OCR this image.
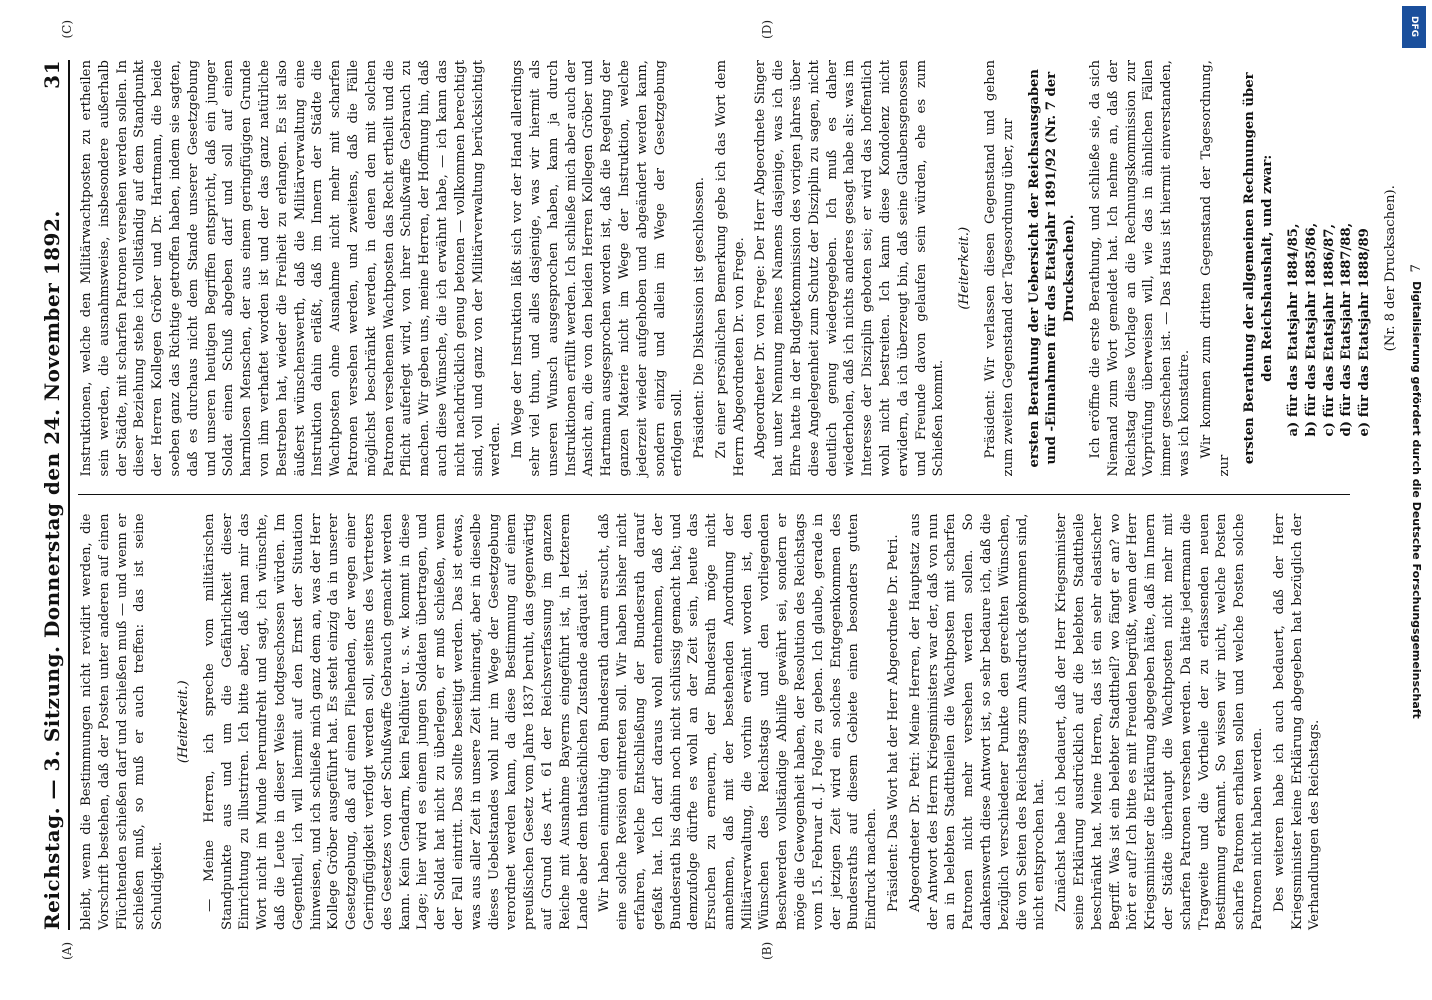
Reichstag. — 3. Sitzung. Donnerstag den 24. November 1892.
31

bleibt, wenn die Bestimmungen nicht revidirt werden, die Vorschrift bestehen, daß der Posten unter anderen auf einen Flüchtenden schießen darf und schießen muß — und wenn er schießen muß, so muß er auch treffen: das ist seine Schuldigkeit.

(Heiterkeit.) — Meine Herren, ich spreche vom militärischen Standpunkte aus und um die Gefährlichkeit dieser Einrichtung zu illustriren. Ich bitte aber, daß man mir das Wort nicht im Munde herumdreht und sagt, ich wünschte, daß die Leute in dieser Weise todtgeschossen würden. Im Gegentheil, ich will hiermit auf den Ernst der Situation hinweisen, und ich schließe mich ganz dem an, was der Herr Kollege Gröber ausgeführt hat. Es steht einzig da in unserer Gesetzgebung, daß auf einen Fliehenden, der wegen einer Geringfügigkeit verfolgt werden soll, seitens des Vertreters des Gesetzes von der Schußwaffe Gebrauch gemacht werden kann. Kein Gendarm, kein Feldhüter u. s. w. kommt in diese Lage; hier wird es einem jungen Soldaten übertragen, und der Soldat hat nicht zu überlegen, er muß schießen, wenn der Fall eintritt. Das sollte beseitigt werden. Das ist etwas, was aus aller Zeit in unsere Zeit hineinragt, aber in dieselbe dieses Uebelstandes wohl nur im Wege der Gesetzgebung verordnet werden kann, da diese Bestimmung auf einem preußischen Gesetz vom Jahre 1837 beruht, das gegenwärtig auf Grund des Art. 61 der Reichsverfassung im ganzen Reiche mit Ausnahme Bayerns eingeführt ist, in letzterem Lande aber dem thatsächlichen Zustande adäquat ist. Wir haben einmüthig den Bundesrath darum ersucht, daß eine solche Revision eintreten soll. Wir haben bisher nicht erfahren, welche Entschließung der Bundesrath darauf gefaßt hat. Ich darf daraus wohl entnehmen, daß der Bundesrath bis dahin noch nicht schlüssig gemacht hat; und demzufolge dürfte es wohl an der Zeit sein, heute das Ersuchen zu erneuern, der Bundesrath möge nicht annehmen, daß mit der bestehenden Anordnung der Militärverwaltung, die vorhin erwähnt worden ist, den Wünschen des Reichstags und den vorliegenden Beschwerden vollständige Abhilfe gewährt sei, sondern er möge die Gewogenheit haben, der Resolution des Reichstags vom 15. Februar d. J. Folge zu geben. Ich glaube, gerade in der jetzigen Zeit wird ein solches Entgegenkommen des Bundesraths auf diesem Gebiete einen besonders guten Eindruck machen. Präsident: Das Wort hat der Herr Abgeordnete Dr. Petri. Abgeordneter Dr. Petri: Meine Herren, der Hauptsatz aus der Antwort des Herrn Kriegsministers war der, daß von nun an in belebten Stadttheilen die Wachtposten mit scharfen Patronen nicht mehr versehen werden sollen. So dankenswerth diese Antwort ist, so sehr bedaure ich, daß die bezüglich verschiedener Punkte den gerechten Wünschen, die von Seiten des Reichstags zum Ausdruck gekommen sind, nicht entsprochen hat. Zunächst habe ich bedauert, daß der Herr Kriegsminister seine Erklärung ausdrücklich auf die belebten Stadttheile beschränkt hat. Meine Herren, das ist ein sehr elastischer Begriff. Was ist ein belebter Stadttheil? wo fängt er an? wo hört er auf? Ich bitte es mit Freuden begrüßt, wenn der Herr Kriegsminister die Erklärung abgegeben hätte, daß im Innern der Städte überhaupt die Wachtposten nicht mehr mit scharfen Patronen versehen werden. Da hätte jedermann die Tragweite und die Vortheile der zu erlassenden neuen Bestimmung erkannt. So wissen wir nicht, welche Posten scharfe Patronen erhalten sollen und welche Posten solche Patronen nicht haben werden. Des weiteren habe ich auch bedauert, daß der Herr Kriegsminister keine Erklärung abgegeben hat bezüglich der Verhandlungen des Reichstags.

Instruktionen, welche den Militärwachtposten zu ertheilen sein werden, die ausnahmsweise, insbesondere außerhalb der Städte, mit scharfen Patronen versehen werden sollen. In dieser Beziehung stehe ich vollständig auf dem Standpunkt der Herren Kollegen Gröber und Dr. Hartmann, die beide soeben ganz das Richtige getroffen haben, indem sie sagten, daß es durchaus nicht dem Stande unserer Gesetzgebung und unseren heutigen Begriffen entspricht, daß ein junger Soldat einen Schuß abgeben darf und soll auf einen harmlosen Menschen, der aus einem geringfügigen Grunde von ihm verhaftet worden ist und der das ganz natürliche Bestreben hat, wieder die Freiheit zu erlangen. Es ist also äußerst wünschenswerth, daß die Militärverwaltung eine Instruktion dahin erläßt, daß im Innern der Städte die Wachtposten ohne Ausnahme nicht mehr mit scharfen Patronen versehen werden, und zweitens, daß die Fälle möglichst beschränkt werden, in denen den mit solchen Patronen versehenen Wachtposten das Recht ertheilt und die Pflicht auferlegt wird, von ihrer Schußwaffe Gebrauch zu machen. Wir geben uns, meine Herren, der Hoffnung hin, daß auch diese Wünsche, die ich erwähnt habe, — ich kann das nicht nachdrücklich genug betonen — vollkommen berechtigt sind, voll und ganz von der Militärverwaltung berücksichtigt werden. Im Wege der Instruktion läßt sich vor der Hand allerdings sehr viel thun, und alles dasjenige, was wir hiermit als unseren Wunsch ausgesprochen haben, kann ja durch Instruktionen erfüllt werden. Ich schließe mich aber auch der Ansicht an, die von den beiden Herren Kollegen Gröber und Hartmann ausgesprochen worden ist, daß die Regelung der ganzen Materie nicht im Wege der Instruktion, welche jederzeit wieder aufgehoben und abgeändert werden kann, sondern einzig und allein im Wege der Gesetzgebung erfolgen soll. Präsident: Die Diskussion ist geschlossen. Zu einer persönlichen Bemerkung gebe ich das Wort dem Herrn Abgeordneten Dr. von Frege. Abgeordneter Dr. von Frege: Der Herr Abgeordnete Singer hat unter Nennung meines Namens dasjenige, was ich die Ehre hatte in der Budgetkommission des vorigen Jahres über diese Angelegenheit zum Schutz der Disziplin zu sagen, nicht deutlich genug wiedergegeben. Ich muß es daher wiederholen, daß ich nichts anderes gesagt habe als: was im Interesse der Disziplin geboten sei; er wird das hoffentlich wohl nicht bestreiten. Ich kann diese Kondolenz nicht erwidern, da ich überzeugt bin, daß seine Glaubensgenossen und Freunde davon gelaufen sein würden, ehe es zum Schießen kommt.

(Heiterkeit.) Präsident: Wir verlassen diesen Gegenstand und gehen zum zweiten Gegenstand der Tagesordnung über, zur ersten Berathung der Uebersicht der Reichsausgaben und -Einnahmen für das Etatsjahr 1891/92 (Nr. 7 der Drucksachen). Ich eröffne die erste Berathung, und schließe sie, da sich Niemand zum Wort gemeldet hat. Ich nehme an, daß der Reichstag diese Vorlage an die Rechnungskommission zur Vorprüfung überweisen will, wie das in ähnlichen Fällen immer geschehen ist. — Das Haus ist hiermit einverstanden, was ich konstatire. Wir kommen zum dritten Gegenstand der Tagesordnung, zur

ersten Berathung der allgemeinen Rechnungen über den Reichshaushalt, und zwar: a) für das Etatsjahr 1884/85, b) für das Etatsjahr 1885/86, c) für das Etatsjahr 1886/87, d) für das Etatsjahr 1887/88, e) für das Etatsjahr 1888/89 (Nr. 8 der Drucksachen). 7

(A)	(B)
(C)	(D)
Digitalisierung gefördert durch die Deutsche Forschungsgemeinschaft
DFG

**What you should do:** Repeat the preceding records precisely, and leave every picture out of the copy.

**Task solution:**
OCR this image.
Reichstag. — 3. Sitzung. Donnerstag den 24. November 1892.
31

bleibt, wenn die Bestimmungen nicht revidirt werden, die Vorschrift bestehen, daß der Posten unter anderen auf einen Flüchtenden schießen darf und schießen muß — und wenn er schießen muß, so muß er auch treffen: das ist seine Schuldigkeit.

(Heiterkeit.) — Meine Herren, ich spreche vom militärischen Standpunkte aus und um die Gefährlichkeit dieser Einrichtung zu illustriren. Ich bitte aber, daß man mir das Wort nicht im Munde herumdreht und sagt, ich wünschte, daß die Leute in dieser Weise todtgeschossen würden. Im Gegentheil, ich will hiermit auf den Ernst der Situation hinweisen, und ich schließe mich ganz dem an, was der Herr Kollege Gröber ausgeführt hat. Es steht einzig da in unserer Gesetzgebung, daß auf einen Fliehenden, der wegen einer Geringfügigkeit verfolgt werden soll, seitens des Vertreters des Gesetzes von der Schußwaffe Gebrauch gemacht werden kann. Kein Gendarm, kein Feldhüter u. s. w. kommt in diese Lage; hier wird es einem jungen Soldaten übertragen, und der Soldat hat nicht zu überlegen, er muß schießen, wenn der Fall eintritt. Das sollte beseitigt werden. Das ist etwas, was aus aller Zeit in unsere Zeit hineinragt, aber in dieselbe dieses Uebelstandes wohl nur im Wege der Gesetzgebung verordnet werden kann, da diese Bestimmung auf einem preußischen Gesetz vom Jahre 1837 beruht, das gegenwärtig auf Grund des Art. 61 der Reichsverfassung im ganzen Reiche mit Ausnahme Bayerns eingeführt ist, in letzterem Lande aber dem thatsächlichen Zustande adäquat ist. Wir haben einmüthig den Bundesrath darum ersucht, daß eine solche Revision eintreten soll. Wir haben bisher nicht erfahren, welche Entschließung der Bundesrath darauf gefaßt hat. Ich darf daraus wohl entnehmen, daß der Bundesrath bis dahin noch nicht schlüssig gemacht hat; und demzufolge dürfte es wohl an der Zeit sein, heute das Ersuchen zu erneuern, der Bundesrath möge nicht annehmen, daß mit der bestehenden Anordnung der Militärverwaltung, die vorhin erwähnt worden ist, den Wünschen des Reichstags und den vorliegenden Beschwerden vollständige Abhilfe gewährt sei, sondern er möge die Gewogenheit haben, der Resolution des Reichstags vom 15. Februar d. J. Folge zu geben. Ich glaube, gerade in der jetzigen Zeit wird ein solches Entgegenkommen des Bundesraths auf diesem Gebiete einen besonders guten Eindruck machen. Präsident: Das Wort hat der Herr Abgeordnete Dr. Petri. Abgeordneter Dr. Petri: Meine Herren, der Hauptsatz aus der Antwort des Herrn Kriegsministers war der, daß von nun an in belebten Stadttheilen die Wachtposten mit scharfen Patronen nicht mehr versehen werden sollen. So dankenswerth diese Antwort ist, so sehr bedaure ich, daß die bezüglich verschiedener Punkte den gerechten Wünschen, die von Seiten des Reichstags zum Ausdruck gekommen sind, nicht entsprochen hat. Zunächst habe ich bedauert, daß der Herr Kriegsminister seine Erklärung ausdrücklich auf die belebten Stadttheile beschränkt hat. Meine Herren, das ist ein sehr elastischer Begriff. Was ist ein belebter Stadttheil? wo fängt er an? wo hört er auf? Ich bitte es mit Freuden begrüßt, wenn der Herr Kriegsminister die Erklärung abgegeben hätte, daß im Innern der Städte überhaupt die Wachtposten nicht mehr mit scharfen Patronen versehen werden. Da hätte jedermann die Tragweite und die Vortheile der zu erlassenden neuen Bestimmung erkannt. So wissen wir nicht, welche Posten scharfe Patronen erhalten sollen und welche Posten solche Patronen nicht haben werden. Des weiteren habe ich auch bedauert, daß der Herr Kriegsminister keine Erklärung abgegeben hat bezüglich der Verhandlungen des Reichstags.

Instruktionen, welche den Militärwachtposten zu ertheilen sein werden, die ausnahmsweise, insbesondere außerhalb der Städte, mit scharfen Patronen versehen werden sollen. In dieser Beziehung stehe ich vollständig auf dem Standpunkt der Herren Kollegen Gröber und Dr. Hartmann, die beide soeben ganz das Richtige getroffen haben, indem sie sagten, daß es durchaus nicht dem Stande unserer Gesetzgebung und unseren heutigen Begriffen entspricht, daß ein junger Soldat einen Schuß abgeben darf und soll auf einen harmlosen Menschen, der aus einem geringfügigen Grunde von ihm verhaftet worden ist und der das ganz natürliche Bestreben hat, wieder die Freiheit zu erlangen. Es ist also äußerst wünschenswerth, daß die Militärverwaltung eine Instruktion dahin erläßt, daß im Innern der Städte die Wachtposten ohne Ausnahme nicht mehr mit scharfen Patronen versehen werden, und zweitens, daß die Fälle möglichst beschränkt werden, in denen den mit solchen Patronen versehenen Wachtposten das Recht ertheilt und die Pflicht auferlegt wird, von ihrer Schußwaffe Gebrauch zu machen. Wir geben uns, meine Herren, der Hoffnung hin, daß auch diese Wünsche, die ich erwähnt habe, — ich kann das nicht nachdrücklich genug betonen — vollkommen berechtigt sind, voll und ganz von der Militärverwaltung berücksichtigt werden. Im Wege der Instruktion läßt sich vor der Hand allerdings sehr viel thun, und alles dasjenige, was wir hiermit als unseren Wunsch ausgesprochen haben, kann ja durch Instruktionen erfüllt werden. Ich schließe mich aber auch der Ansicht an, die von den beiden Herren Kollegen Gröber und Hartmann ausgesprochen worden ist, daß die Regelung der ganzen Materie nicht im Wege der Instruktion, welche jederzeit wieder aufgehoben und abgeändert werden kann, sondern einzig und allein im Wege der Gesetzgebung erfolgen soll. Präsident: Die Diskussion ist geschlossen. Zu einer persönlichen Bemerkung gebe ich das Wort dem Herrn Abgeordneten Dr. von Frege. Abgeordneter Dr. von Frege: Der Herr Abgeordnete Singer hat unter Nennung meines Namens dasjenige, was ich die Ehre hatte in der Budgetkommission des vorigen Jahres über diese Angelegenheit zum Schutz der Disziplin zu sagen, nicht deutlich genug wiedergegeben. Ich muß es daher wiederholen, daß ich nichts anderes gesagt habe als: was im Interesse der Disziplin geboten sei; er wird das hoffentlich wohl nicht bestreiten. Ich kann diese Kondolenz nicht erwidern, da ich überzeugt bin, daß seine Glaubensgenossen und Freunde davon gelaufen sein würden, ehe es zum Schießen kommt.

(Heiterkeit.) Präsident: Wir verlassen diesen Gegenstand und gehen zum zweiten Gegenstand der Tagesordnung über, zur ersten Berathung der Uebersicht der Reichsausgaben und -Einnahmen für das Etatsjahr 1891/92 (Nr. 7 der Drucksachen). Ich eröffne die erste Berathung, und schließe sie, da sich Niemand zum Wort gemeldet hat. Ich nehme an, daß der Reichstag diese Vorlage an die Rechnungskommission zur Vorprüfung überweisen will, wie das in ähnlichen Fällen immer geschehen ist. — Das Haus ist hiermit einverstanden, was ich konstatire. Wir kommen zum dritten Gegenstand der Tagesordnung, zur

ersten Berathung der allgemeinen Rechnungen über den Reichshaushalt, und zwar: a) für das Etatsjahr 1884/85, b) für das Etatsjahr 1885/86, c) für das Etatsjahr 1886/87, d) für das Etatsjahr 1887/88, e) für das Etatsjahr 1888/89 (Nr. 8 der Drucksachen). 7

(A)	(B)
(C)	(D)
Digitalisierung gefördert durch die Deutsche Forschungsgemeinschaft
DFG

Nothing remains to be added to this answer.